◆ Directive ◆
Return exactly the lines of the data below, from the one that contains "Extract the structured" through the final line, and leave out every picture.

◆ Structured figure records ◆
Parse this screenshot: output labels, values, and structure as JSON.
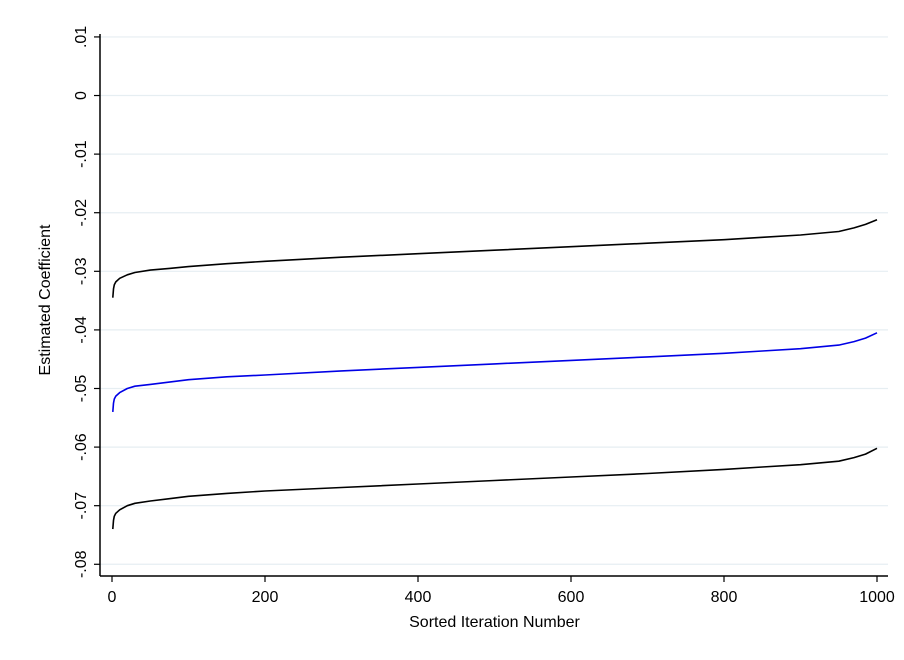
{
  "chart_data": {
    "type": "line",
    "xlabel": "Sorted Iteration Number",
    "ylabel": "Estimated Coefficient",
    "xlim": [
      0,
      1000
    ],
    "ylim": [
      -0.082,
      0.0105
    ],
    "x_ticks": [
      0,
      200,
      400,
      600,
      800,
      1000
    ],
    "x_tick_labels": [
      "0",
      "200",
      "400",
      "600",
      "800",
      "1000"
    ],
    "y_ticks": [
      0.01,
      0,
      -0.01,
      -0.02,
      -0.03,
      -0.04,
      -0.05,
      -0.06,
      -0.07,
      -0.08
    ],
    "y_tick_labels": [
      ".01",
      "0",
      "-.01",
      "-.02",
      "-.03",
      "-.04",
      "-.05",
      "-.06",
      "-.07",
      "-.08"
    ],
    "grid": true,
    "series": [
      {
        "color": "#000000",
        "x": [
          1,
          2,
          3,
          5,
          10,
          20,
          30,
          50,
          75,
          100,
          150,
          200,
          300,
          400,
          500,
          600,
          700,
          800,
          850,
          900,
          950,
          970,
          985,
          1000
        ],
        "y": [
          -0.0345,
          -0.033,
          -0.0323,
          -0.0318,
          -0.0312,
          -0.0306,
          -0.0302,
          -0.0298,
          -0.0295,
          -0.0292,
          -0.0287,
          -0.0283,
          -0.0276,
          -0.027,
          -0.0264,
          -0.0258,
          -0.0252,
          -0.0246,
          -0.0242,
          -0.0238,
          -0.0232,
          -0.0226,
          -0.022,
          -0.0212
        ]
      },
      {
        "color": "#0000e6",
        "x": [
          1,
          2,
          3,
          5,
          10,
          20,
          30,
          50,
          75,
          100,
          150,
          200,
          300,
          400,
          500,
          600,
          700,
          800,
          850,
          900,
          950,
          970,
          985,
          1000
        ],
        "y": [
          -0.054,
          -0.0525,
          -0.0518,
          -0.0513,
          -0.0507,
          -0.05,
          -0.0496,
          -0.0493,
          -0.0489,
          -0.0485,
          -0.048,
          -0.0477,
          -0.047,
          -0.0464,
          -0.0458,
          -0.0452,
          -0.0446,
          -0.044,
          -0.0436,
          -0.0432,
          -0.0426,
          -0.042,
          -0.0414,
          -0.0405
        ]
      },
      {
        "color": "#000000",
        "x": [
          1,
          2,
          3,
          5,
          10,
          20,
          30,
          50,
          75,
          100,
          150,
          200,
          300,
          400,
          500,
          600,
          700,
          800,
          850,
          900,
          950,
          970,
          985,
          1000
        ],
        "y": [
          -0.074,
          -0.0725,
          -0.0718,
          -0.0713,
          -0.0707,
          -0.07,
          -0.0696,
          -0.0692,
          -0.0688,
          -0.0684,
          -0.0679,
          -0.0675,
          -0.0669,
          -0.0663,
          -0.0657,
          -0.0651,
          -0.0645,
          -0.0638,
          -0.0634,
          -0.063,
          -0.0624,
          -0.0618,
          -0.0612,
          -0.0602
        ]
      }
    ]
  }
}
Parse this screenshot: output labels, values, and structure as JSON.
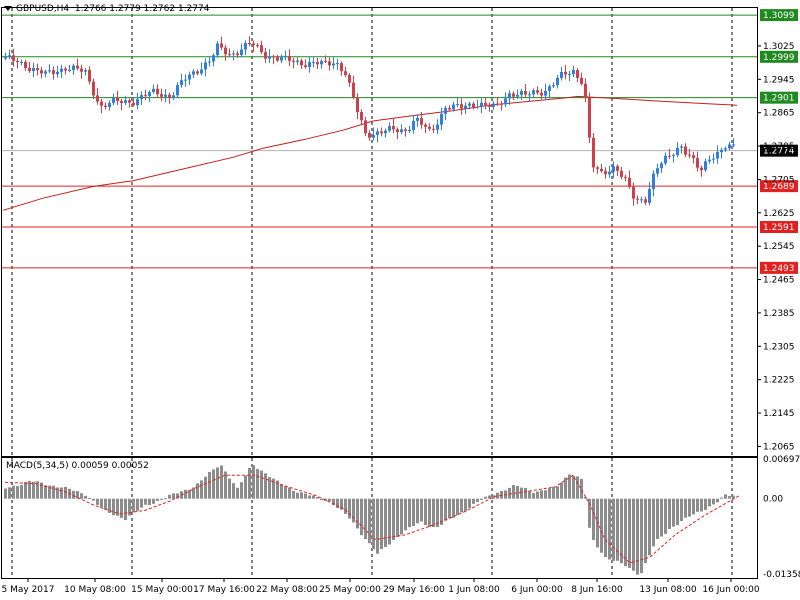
{
  "symbol_header": "GBPUSD,H4",
  "ohlc_header": "1.2766 1.2779 1.2762 1.2774",
  "macd_label": "MACD(5,34,5)",
  "macd_header_values": "0.00059 0.00052",
  "colors": {
    "bull": "#2f7fe0",
    "bear": "#d0404a",
    "support": "#e22020",
    "resistance": "#1f8a1f",
    "ma": "#c0201f",
    "macd_hist": "#8c8c8c",
    "macd_signal": "#e02020",
    "current": "#b0b0b0"
  },
  "chart_data": [
    {
      "type": "candlestick",
      "price_axis": {
        "range": [
          1.2042,
          1.3116
        ],
        "ticks": [
          "1.3025",
          "1.2945",
          "1.2865",
          "1.2785",
          "1.2705",
          "1.2625",
          "1.2545",
          "1.2465",
          "1.2385",
          "1.2305",
          "1.2225",
          "1.2145",
          "1.2065"
        ]
      },
      "time_axis": {
        "ticks": [
          "5 May 2017",
          "10 May 08:00",
          "15 May 00:00",
          "17 May 16:00",
          "22 May 08:00",
          "25 May 00:00",
          "29 May 16:00",
          "1 Jun 08:00",
          "6 Jun 00:00",
          "8 Jun 16:00",
          "13 Jun 08:00",
          "16 Jun 00:00"
        ]
      },
      "levels": [
        {
          "label": "1.3099",
          "price": 1.3099,
          "kind": "resistance"
        },
        {
          "label": "1.2999",
          "price": 1.2999,
          "kind": "resistance"
        },
        {
          "label": "1.2901",
          "price": 1.2901,
          "kind": "resistance"
        },
        {
          "label": "1.2689",
          "price": 1.2689,
          "kind": "support"
        },
        {
          "label": "1.2591",
          "price": 1.2591,
          "kind": "support"
        },
        {
          "label": "1.2493",
          "price": 1.2493,
          "kind": "support"
        }
      ],
      "current_price": {
        "label": "1.2774",
        "price": 1.2774
      },
      "moving_average_path": [
        [
          0,
          1.2631
        ],
        [
          40,
          1.266
        ],
        [
          90,
          1.2688
        ],
        [
          130,
          1.2702
        ],
        [
          180,
          1.273
        ],
        [
          230,
          1.2758
        ],
        [
          260,
          1.278
        ],
        [
          300,
          1.28
        ],
        [
          340,
          1.2823
        ],
        [
          370,
          1.2845
        ],
        [
          410,
          1.2858
        ],
        [
          450,
          1.287
        ],
        [
          490,
          1.2884
        ],
        [
          530,
          1.2893
        ],
        [
          560,
          1.29
        ],
        [
          575,
          1.2904
        ],
        [
          590,
          1.2902
        ],
        [
          620,
          1.2898
        ],
        [
          660,
          1.2892
        ],
        [
          700,
          1.2887
        ],
        [
          734,
          1.2883
        ]
      ],
      "anchors": [
        [
          0,
          1.2995
        ],
        [
          20,
          1.298
        ],
        [
          40,
          1.2955
        ],
        [
          60,
          1.2975
        ],
        [
          80,
          1.296
        ],
        [
          95,
          1.288
        ],
        [
          110,
          1.289
        ],
        [
          130,
          1.2895
        ],
        [
          150,
          1.2915
        ],
        [
          165,
          1.2905
        ],
        [
          180,
          1.2945
        ],
        [
          195,
          1.2975
        ],
        [
          205,
          1.299
        ],
        [
          212,
          1.302
        ],
        [
          225,
          1.3005
        ],
        [
          245,
          1.303
        ],
        [
          260,
          1.3005
        ],
        [
          280,
          1.299
        ],
        [
          300,
          1.2985
        ],
        [
          320,
          1.298
        ],
        [
          330,
          1.299
        ],
        [
          340,
          1.296
        ],
        [
          350,
          1.288
        ],
        [
          360,
          1.2815
        ],
        [
          380,
          1.282
        ],
        [
          400,
          1.2825
        ],
        [
          410,
          1.285
        ],
        [
          425,
          1.2815
        ],
        [
          440,
          1.288
        ],
        [
          455,
          1.2875
        ],
        [
          470,
          1.289
        ],
        [
          490,
          1.2875
        ],
        [
          505,
          1.2915
        ],
        [
          520,
          1.2905
        ],
        [
          540,
          1.292
        ],
        [
          555,
          1.295
        ],
        [
          568,
          1.2965
        ],
        [
          578,
          1.294
        ],
        [
          582,
          1.286
        ],
        [
          586,
          1.274
        ],
        [
          595,
          1.2715
        ],
        [
          610,
          1.274
        ],
        [
          620,
          1.27
        ],
        [
          630,
          1.265
        ],
        [
          640,
          1.266
        ],
        [
          650,
          1.273
        ],
        [
          665,
          1.276
        ],
        [
          675,
          1.279
        ],
        [
          685,
          1.276
        ],
        [
          695,
          1.272
        ],
        [
          705,
          1.276
        ],
        [
          720,
          1.2785
        ],
        [
          734,
          1.2774
        ]
      ]
    },
    {
      "type": "macd_histogram",
      "title": "MACD(5,34,5)",
      "range": [
        -0.01358,
        0.00697
      ],
      "ticks": [
        "0.00697",
        "0.00",
        "-0.01358"
      ],
      "anchors": [
        [
          0,
          0.0018
        ],
        [
          25,
          0.003
        ],
        [
          55,
          0.002
        ],
        [
          80,
          0.0008
        ],
        [
          100,
          -0.0022
        ],
        [
          120,
          -0.0034
        ],
        [
          140,
          -0.0012
        ],
        [
          165,
          0.0005
        ],
        [
          190,
          0.0022
        ],
        [
          215,
          0.006
        ],
        [
          232,
          0.0016
        ],
        [
          247,
          0.006
        ],
        [
          270,
          0.003
        ],
        [
          295,
          0.001
        ],
        [
          325,
          -0.0005
        ],
        [
          345,
          -0.0035
        ],
        [
          372,
          -0.0095
        ],
        [
          395,
          -0.006
        ],
        [
          415,
          -0.004
        ],
        [
          430,
          -0.005
        ],
        [
          450,
          -0.003
        ],
        [
          470,
          -0.0008
        ],
        [
          490,
          0.001
        ],
        [
          510,
          0.0022
        ],
        [
          530,
          0.0012
        ],
        [
          550,
          0.0018
        ],
        [
          565,
          0.0045
        ],
        [
          578,
          0.003
        ],
        [
          585,
          -0.0065
        ],
        [
          600,
          -0.01
        ],
        [
          620,
          -0.0115
        ],
        [
          635,
          -0.013
        ],
        [
          650,
          -0.0075
        ],
        [
          665,
          -0.005
        ],
        [
          685,
          -0.003
        ],
        [
          710,
          -0.0008
        ],
        [
          720,
          0.0005
        ],
        [
          734,
          0.0006
        ]
      ],
      "signal_anchors": [
        [
          0,
          0.0028
        ],
        [
          30,
          0.0026
        ],
        [
          60,
          0.0012
        ],
        [
          90,
          -0.0012
        ],
        [
          115,
          -0.0026
        ],
        [
          140,
          -0.002
        ],
        [
          165,
          -0.0004
        ],
        [
          190,
          0.0018
        ],
        [
          220,
          0.004
        ],
        [
          250,
          0.004
        ],
        [
          280,
          0.0022
        ],
        [
          310,
          0.0006
        ],
        [
          340,
          -0.0018
        ],
        [
          370,
          -0.007
        ],
        [
          400,
          -0.0062
        ],
        [
          430,
          -0.0044
        ],
        [
          460,
          -0.0022
        ],
        [
          490,
          0.0004
        ],
        [
          520,
          0.0012
        ],
        [
          550,
          0.002
        ],
        [
          568,
          0.004
        ],
        [
          585,
          -0.001
        ],
        [
          600,
          -0.007
        ],
        [
          625,
          -0.011
        ],
        [
          645,
          -0.01
        ],
        [
          670,
          -0.0062
        ],
        [
          700,
          -0.0028
        ],
        [
          734,
          0.0005
        ]
      ]
    }
  ]
}
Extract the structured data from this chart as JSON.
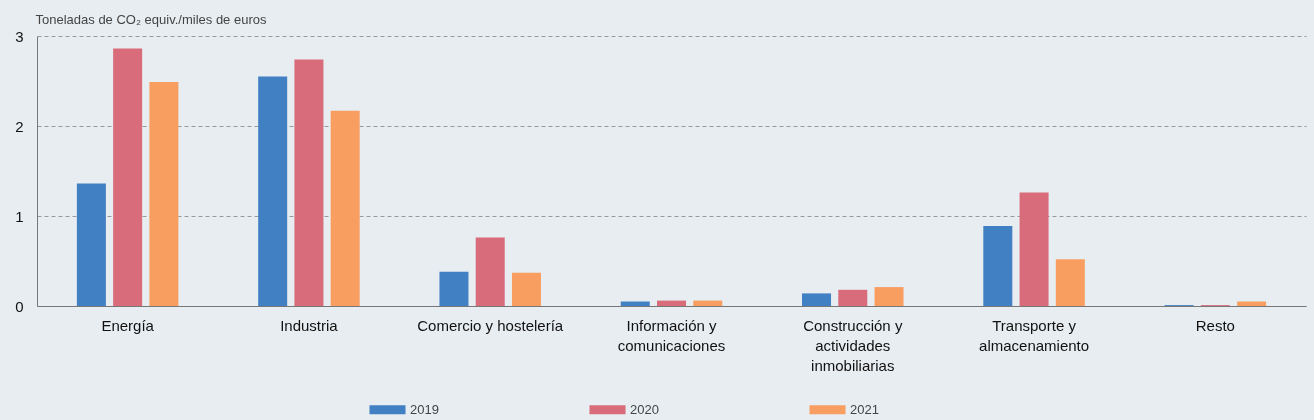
{
  "chart_data": {
    "type": "bar",
    "ylabel": "Toneladas de CO₂ equiv./miles de euros",
    "categories": [
      "Energía",
      "Industria",
      "Comercio y hostelería",
      "Información y comunicaciones",
      "Construcción y actividades inmobiliarias",
      "Transporte y almacenamiento",
      "Resto"
    ],
    "series": [
      {
        "name": "2019",
        "color": "#4180c3",
        "values": [
          1.36,
          2.55,
          0.38,
          0.05,
          0.14,
          0.89,
          0.01
        ]
      },
      {
        "name": "2020",
        "color": "#d96c7a",
        "values": [
          2.86,
          2.74,
          0.76,
          0.06,
          0.18,
          1.26,
          0.01
        ]
      },
      {
        "name": "2021",
        "color": "#f89e61",
        "values": [
          2.49,
          2.17,
          0.37,
          0.06,
          0.21,
          0.52,
          0.05
        ]
      }
    ],
    "ylim": [
      0,
      3
    ],
    "yticks": [
      0,
      1,
      2,
      3
    ],
    "grid": "y",
    "legend": "bottom"
  }
}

◆ Finished task ◆
Extract the structured data from this chart as JSON.
{
  "chart_data": {
    "type": "bar",
    "ylabel": "Toneladas de CO₂ equiv./miles de euros",
    "categories": [
      "Energía",
      "Industria",
      "Comercio y hostelería",
      "Información y comunicaciones",
      "Construcción y actividades inmobiliarias",
      "Transporte y almacenamiento",
      "Resto"
    ],
    "series": [
      {
        "name": "2019",
        "color": "#4180c3",
        "values": [
          1.36,
          2.55,
          0.38,
          0.05,
          0.14,
          0.89,
          0.01
        ]
      },
      {
        "name": "2020",
        "color": "#d96c7a",
        "values": [
          2.86,
          2.74,
          0.76,
          0.06,
          0.18,
          1.26,
          0.01
        ]
      },
      {
        "name": "2021",
        "color": "#f89e61",
        "values": [
          2.49,
          2.17,
          0.37,
          0.06,
          0.21,
          0.52,
          0.05
        ]
      }
    ],
    "ylim": [
      0,
      3
    ],
    "yticks": [
      0,
      1,
      2,
      3
    ],
    "grid": "y",
    "legend": "bottom"
  }
}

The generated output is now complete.